EXERCISE REQUIREMENTS: Find each line with the string "barometr" and copy it.

***** DATA SECTION

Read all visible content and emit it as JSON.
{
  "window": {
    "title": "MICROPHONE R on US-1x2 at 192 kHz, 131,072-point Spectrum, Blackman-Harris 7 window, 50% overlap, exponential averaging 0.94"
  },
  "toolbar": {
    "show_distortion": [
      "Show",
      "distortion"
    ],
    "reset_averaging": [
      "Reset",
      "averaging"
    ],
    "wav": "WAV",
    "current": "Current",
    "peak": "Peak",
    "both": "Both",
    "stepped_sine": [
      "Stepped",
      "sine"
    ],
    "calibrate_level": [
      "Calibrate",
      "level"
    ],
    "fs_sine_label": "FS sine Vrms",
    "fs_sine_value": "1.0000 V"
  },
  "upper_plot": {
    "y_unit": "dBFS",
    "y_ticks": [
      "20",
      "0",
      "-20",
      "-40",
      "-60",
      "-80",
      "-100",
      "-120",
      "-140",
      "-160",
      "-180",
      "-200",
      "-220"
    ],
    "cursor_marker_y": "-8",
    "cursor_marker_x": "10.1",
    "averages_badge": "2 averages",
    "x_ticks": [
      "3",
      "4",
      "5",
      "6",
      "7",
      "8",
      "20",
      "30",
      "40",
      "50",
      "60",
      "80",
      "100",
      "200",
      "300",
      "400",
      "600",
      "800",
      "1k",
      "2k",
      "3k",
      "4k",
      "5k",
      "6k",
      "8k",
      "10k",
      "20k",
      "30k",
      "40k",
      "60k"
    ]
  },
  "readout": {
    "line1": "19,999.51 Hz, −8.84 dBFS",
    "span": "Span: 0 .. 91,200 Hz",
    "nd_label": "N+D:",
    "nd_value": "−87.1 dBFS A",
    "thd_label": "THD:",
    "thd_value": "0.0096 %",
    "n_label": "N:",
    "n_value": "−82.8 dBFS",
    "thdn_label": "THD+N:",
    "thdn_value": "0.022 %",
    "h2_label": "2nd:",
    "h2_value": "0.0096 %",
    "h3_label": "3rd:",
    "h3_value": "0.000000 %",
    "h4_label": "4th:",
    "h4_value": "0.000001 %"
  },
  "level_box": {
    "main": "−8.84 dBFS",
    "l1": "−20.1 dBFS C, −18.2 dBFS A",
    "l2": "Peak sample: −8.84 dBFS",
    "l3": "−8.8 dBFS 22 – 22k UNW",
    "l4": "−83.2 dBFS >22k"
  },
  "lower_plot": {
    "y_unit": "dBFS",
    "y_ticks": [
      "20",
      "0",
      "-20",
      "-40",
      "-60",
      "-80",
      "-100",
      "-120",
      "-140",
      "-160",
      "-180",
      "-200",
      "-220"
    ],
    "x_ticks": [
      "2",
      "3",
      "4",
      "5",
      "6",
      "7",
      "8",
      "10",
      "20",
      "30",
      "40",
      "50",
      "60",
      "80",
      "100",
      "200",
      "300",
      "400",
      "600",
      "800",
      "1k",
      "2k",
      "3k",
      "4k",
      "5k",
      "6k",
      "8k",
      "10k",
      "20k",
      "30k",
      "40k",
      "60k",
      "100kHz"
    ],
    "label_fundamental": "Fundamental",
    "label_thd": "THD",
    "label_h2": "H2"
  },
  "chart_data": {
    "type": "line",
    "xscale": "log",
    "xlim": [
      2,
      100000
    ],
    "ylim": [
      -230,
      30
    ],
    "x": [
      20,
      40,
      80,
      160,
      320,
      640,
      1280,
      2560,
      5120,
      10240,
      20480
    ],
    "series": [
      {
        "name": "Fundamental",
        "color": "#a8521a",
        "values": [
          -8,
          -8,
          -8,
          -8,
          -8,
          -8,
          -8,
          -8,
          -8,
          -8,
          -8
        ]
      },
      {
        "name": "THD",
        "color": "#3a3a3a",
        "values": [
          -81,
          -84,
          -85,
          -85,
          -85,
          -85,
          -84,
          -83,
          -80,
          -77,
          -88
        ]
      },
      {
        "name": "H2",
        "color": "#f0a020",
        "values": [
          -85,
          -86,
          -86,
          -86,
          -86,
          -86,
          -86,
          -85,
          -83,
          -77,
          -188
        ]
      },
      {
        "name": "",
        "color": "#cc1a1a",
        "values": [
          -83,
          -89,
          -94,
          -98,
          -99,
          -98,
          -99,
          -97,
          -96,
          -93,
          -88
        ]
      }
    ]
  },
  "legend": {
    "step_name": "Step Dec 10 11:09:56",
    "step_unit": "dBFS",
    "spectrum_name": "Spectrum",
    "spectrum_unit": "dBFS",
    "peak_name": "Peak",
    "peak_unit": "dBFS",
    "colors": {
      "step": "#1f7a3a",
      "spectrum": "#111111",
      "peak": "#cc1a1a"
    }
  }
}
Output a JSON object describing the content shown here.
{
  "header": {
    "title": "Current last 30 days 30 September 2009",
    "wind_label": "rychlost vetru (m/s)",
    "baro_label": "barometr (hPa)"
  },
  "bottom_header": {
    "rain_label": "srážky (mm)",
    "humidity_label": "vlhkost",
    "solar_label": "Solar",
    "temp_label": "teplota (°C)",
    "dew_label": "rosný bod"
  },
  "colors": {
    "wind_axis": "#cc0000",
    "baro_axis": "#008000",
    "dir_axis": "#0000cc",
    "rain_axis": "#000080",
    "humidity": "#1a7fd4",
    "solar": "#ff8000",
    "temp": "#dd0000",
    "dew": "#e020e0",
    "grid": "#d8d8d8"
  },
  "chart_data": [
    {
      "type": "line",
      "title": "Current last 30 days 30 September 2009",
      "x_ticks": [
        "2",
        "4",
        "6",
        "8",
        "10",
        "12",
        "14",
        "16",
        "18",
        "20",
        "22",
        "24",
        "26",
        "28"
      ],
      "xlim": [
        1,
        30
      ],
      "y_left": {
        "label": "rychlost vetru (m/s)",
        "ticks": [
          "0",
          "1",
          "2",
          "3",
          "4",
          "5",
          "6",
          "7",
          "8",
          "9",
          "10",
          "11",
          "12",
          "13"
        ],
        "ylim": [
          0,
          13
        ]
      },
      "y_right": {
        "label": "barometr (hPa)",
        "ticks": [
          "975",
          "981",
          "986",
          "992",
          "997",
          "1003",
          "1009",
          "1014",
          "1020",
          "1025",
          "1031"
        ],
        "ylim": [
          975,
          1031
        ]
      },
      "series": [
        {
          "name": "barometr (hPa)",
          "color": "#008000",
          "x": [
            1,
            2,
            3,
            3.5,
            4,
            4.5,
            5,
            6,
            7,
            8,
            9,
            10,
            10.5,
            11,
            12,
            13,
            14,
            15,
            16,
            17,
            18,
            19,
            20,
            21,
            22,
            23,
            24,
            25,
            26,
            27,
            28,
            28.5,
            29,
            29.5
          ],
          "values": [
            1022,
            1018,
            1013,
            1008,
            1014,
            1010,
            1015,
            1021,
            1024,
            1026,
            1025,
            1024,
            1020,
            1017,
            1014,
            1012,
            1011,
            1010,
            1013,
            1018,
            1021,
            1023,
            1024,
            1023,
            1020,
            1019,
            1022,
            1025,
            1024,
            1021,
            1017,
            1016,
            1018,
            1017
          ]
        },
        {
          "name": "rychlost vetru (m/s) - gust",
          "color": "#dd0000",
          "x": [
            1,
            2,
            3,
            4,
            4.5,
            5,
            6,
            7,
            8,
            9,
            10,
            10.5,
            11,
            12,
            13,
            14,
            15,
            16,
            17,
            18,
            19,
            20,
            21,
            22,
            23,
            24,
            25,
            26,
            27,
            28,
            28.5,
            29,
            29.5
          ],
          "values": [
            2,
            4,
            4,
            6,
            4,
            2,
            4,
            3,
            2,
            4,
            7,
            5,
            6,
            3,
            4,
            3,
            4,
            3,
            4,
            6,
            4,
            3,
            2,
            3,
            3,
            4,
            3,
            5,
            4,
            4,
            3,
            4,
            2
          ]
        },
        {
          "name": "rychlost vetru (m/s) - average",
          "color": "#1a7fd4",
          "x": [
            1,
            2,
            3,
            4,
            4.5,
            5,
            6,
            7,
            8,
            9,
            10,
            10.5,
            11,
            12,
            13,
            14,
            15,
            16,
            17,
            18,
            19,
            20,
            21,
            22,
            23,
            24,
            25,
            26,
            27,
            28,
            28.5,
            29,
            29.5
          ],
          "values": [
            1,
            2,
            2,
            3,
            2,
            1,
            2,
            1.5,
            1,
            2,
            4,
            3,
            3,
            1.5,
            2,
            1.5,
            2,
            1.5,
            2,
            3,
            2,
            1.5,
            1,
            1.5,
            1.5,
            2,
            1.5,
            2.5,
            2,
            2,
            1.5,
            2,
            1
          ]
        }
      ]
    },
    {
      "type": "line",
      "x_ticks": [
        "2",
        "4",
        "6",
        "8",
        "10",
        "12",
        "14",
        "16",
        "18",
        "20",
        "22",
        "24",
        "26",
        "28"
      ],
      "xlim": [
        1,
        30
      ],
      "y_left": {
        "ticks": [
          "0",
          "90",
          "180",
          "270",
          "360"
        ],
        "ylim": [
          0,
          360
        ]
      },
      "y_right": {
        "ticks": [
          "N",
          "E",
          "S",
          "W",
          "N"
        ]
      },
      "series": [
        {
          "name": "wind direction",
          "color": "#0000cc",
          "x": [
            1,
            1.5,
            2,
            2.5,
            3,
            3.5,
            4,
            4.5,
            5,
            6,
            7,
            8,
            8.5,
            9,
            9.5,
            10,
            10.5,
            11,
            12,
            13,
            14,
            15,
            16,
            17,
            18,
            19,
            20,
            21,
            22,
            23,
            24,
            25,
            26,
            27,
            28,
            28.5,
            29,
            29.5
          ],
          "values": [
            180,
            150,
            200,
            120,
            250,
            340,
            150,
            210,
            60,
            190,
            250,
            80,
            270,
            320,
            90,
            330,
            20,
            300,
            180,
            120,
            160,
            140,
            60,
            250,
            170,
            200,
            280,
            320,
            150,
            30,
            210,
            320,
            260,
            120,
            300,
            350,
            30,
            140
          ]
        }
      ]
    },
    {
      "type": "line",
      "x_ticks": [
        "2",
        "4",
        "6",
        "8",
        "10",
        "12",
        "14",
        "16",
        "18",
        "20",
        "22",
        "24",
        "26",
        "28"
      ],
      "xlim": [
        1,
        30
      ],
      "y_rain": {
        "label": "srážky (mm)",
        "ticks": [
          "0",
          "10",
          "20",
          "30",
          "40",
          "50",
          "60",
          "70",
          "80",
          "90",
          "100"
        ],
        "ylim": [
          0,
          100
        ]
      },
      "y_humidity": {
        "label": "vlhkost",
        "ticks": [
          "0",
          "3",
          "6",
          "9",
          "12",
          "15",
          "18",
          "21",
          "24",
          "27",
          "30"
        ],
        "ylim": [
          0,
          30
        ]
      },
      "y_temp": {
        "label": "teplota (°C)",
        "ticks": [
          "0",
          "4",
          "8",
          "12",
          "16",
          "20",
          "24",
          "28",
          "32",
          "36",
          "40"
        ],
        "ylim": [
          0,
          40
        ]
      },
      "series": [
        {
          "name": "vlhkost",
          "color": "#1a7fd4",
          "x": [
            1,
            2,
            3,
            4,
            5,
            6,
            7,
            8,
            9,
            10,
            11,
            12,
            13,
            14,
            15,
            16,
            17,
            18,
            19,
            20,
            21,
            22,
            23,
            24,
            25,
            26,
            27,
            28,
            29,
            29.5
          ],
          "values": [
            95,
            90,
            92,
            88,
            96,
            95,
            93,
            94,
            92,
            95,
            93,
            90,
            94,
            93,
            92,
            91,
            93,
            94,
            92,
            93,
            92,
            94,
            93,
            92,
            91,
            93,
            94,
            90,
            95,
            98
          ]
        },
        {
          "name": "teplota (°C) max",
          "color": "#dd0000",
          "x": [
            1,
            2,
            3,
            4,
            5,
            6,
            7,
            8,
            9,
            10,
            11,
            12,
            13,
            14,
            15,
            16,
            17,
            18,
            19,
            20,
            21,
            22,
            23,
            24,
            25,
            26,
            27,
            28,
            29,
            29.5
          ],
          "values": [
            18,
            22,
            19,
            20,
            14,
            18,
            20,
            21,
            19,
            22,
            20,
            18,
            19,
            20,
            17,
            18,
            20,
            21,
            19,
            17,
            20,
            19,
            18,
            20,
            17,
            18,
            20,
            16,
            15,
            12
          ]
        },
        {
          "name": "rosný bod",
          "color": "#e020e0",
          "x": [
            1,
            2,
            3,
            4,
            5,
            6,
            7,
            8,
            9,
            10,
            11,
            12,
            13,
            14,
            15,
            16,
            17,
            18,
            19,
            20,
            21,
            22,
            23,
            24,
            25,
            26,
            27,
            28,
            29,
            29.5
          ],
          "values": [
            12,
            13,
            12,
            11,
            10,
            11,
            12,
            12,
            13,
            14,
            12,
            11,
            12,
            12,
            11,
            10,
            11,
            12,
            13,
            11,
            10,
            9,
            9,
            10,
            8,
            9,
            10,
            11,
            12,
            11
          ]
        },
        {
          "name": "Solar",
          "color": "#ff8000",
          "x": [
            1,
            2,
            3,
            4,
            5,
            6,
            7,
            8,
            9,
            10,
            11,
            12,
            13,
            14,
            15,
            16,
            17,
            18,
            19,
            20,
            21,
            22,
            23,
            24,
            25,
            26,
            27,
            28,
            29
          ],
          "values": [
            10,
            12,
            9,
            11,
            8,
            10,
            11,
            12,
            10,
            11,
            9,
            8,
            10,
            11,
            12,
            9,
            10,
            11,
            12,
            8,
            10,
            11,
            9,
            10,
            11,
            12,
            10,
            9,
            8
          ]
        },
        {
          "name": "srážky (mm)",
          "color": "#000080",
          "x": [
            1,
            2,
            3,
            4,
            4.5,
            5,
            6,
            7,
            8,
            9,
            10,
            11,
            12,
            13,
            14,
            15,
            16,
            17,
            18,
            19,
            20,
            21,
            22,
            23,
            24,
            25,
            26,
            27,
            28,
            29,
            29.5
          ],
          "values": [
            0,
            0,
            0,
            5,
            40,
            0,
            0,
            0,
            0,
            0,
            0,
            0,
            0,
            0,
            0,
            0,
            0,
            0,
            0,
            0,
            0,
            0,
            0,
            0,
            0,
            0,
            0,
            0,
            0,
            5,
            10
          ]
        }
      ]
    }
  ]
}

**********

RESULT:
    "baro_label": "barometr (hPa)"
        "label": "barometr (hPa)",
          "name": "barometr (hPa)",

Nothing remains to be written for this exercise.